Short exercise: Which lines in the material below contain the word "training"? Copy each of them.

Data rows:
## BEGIN

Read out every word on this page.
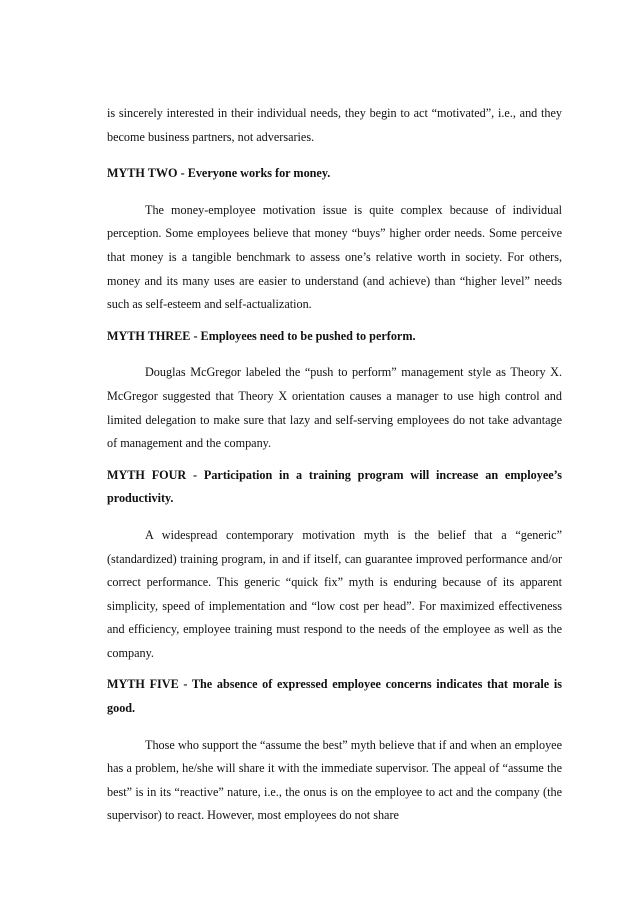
is sincerely interested in their individual needs, they begin to act “motivated”, i.e., and they become business partners, not adversaries.

MYTH TWO - Everyone works for money.

The money-employee motivation issue is quite complex because of individual perception. Some employees believe that money “buys” higher order needs. Some perceive that money is a tangible benchmark to assess one’s relative worth in society. For others, money and its many uses are easier to understand (and achieve) than “higher level” needs such as self-esteem and self-actualization.

MYTH THREE - Employees need to be pushed to perform.

Douglas McGregor labeled the “push to perform” management style as Theory X. McGregor suggested that Theory X orientation causes a manager to use high control and limited delegation to make sure that lazy and self-serving employees do not take advantage of management and the company.

MYTH FOUR - Participation in a training program will increase an employee’s productivity.

A widespread contemporary motivation myth is the belief that a “generic” (standardized) training program, in and if itself, can guarantee improved performance and/or correct performance. This generic “quick fix” myth is enduring because of its apparent simplicity, speed of implementation and “low cost per head”. For maximized effectiveness and efficiency, employee training must respond to the needs of the employee as well as the company.

MYTH FIVE - The absence of expressed employee concerns indicates that morale is good.

Those who support the “assume the best” myth believe that if and when an employee has a problem, he/she will share it with the immediate supervisor. The appeal of “assume the best” is in its “reactive” nature, i.e., the onus is on the employee to act and the company (the supervisor) to react. However, most employees do not share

## END

Written response:
MYTH FOUR - Participation in a training program will increase an employee’s productivity.
A widespread contemporary motivation myth is the belief that a “generic” (standardized) training program, in and if itself, can guarantee improved performance and/or correct performance. This generic “quick fix” myth is enduring because of its apparent simplicity, speed of implementation and “low cost per head”. For maximized effectiveness and efficiency, employee training must respond to the needs of the employee as well as the company.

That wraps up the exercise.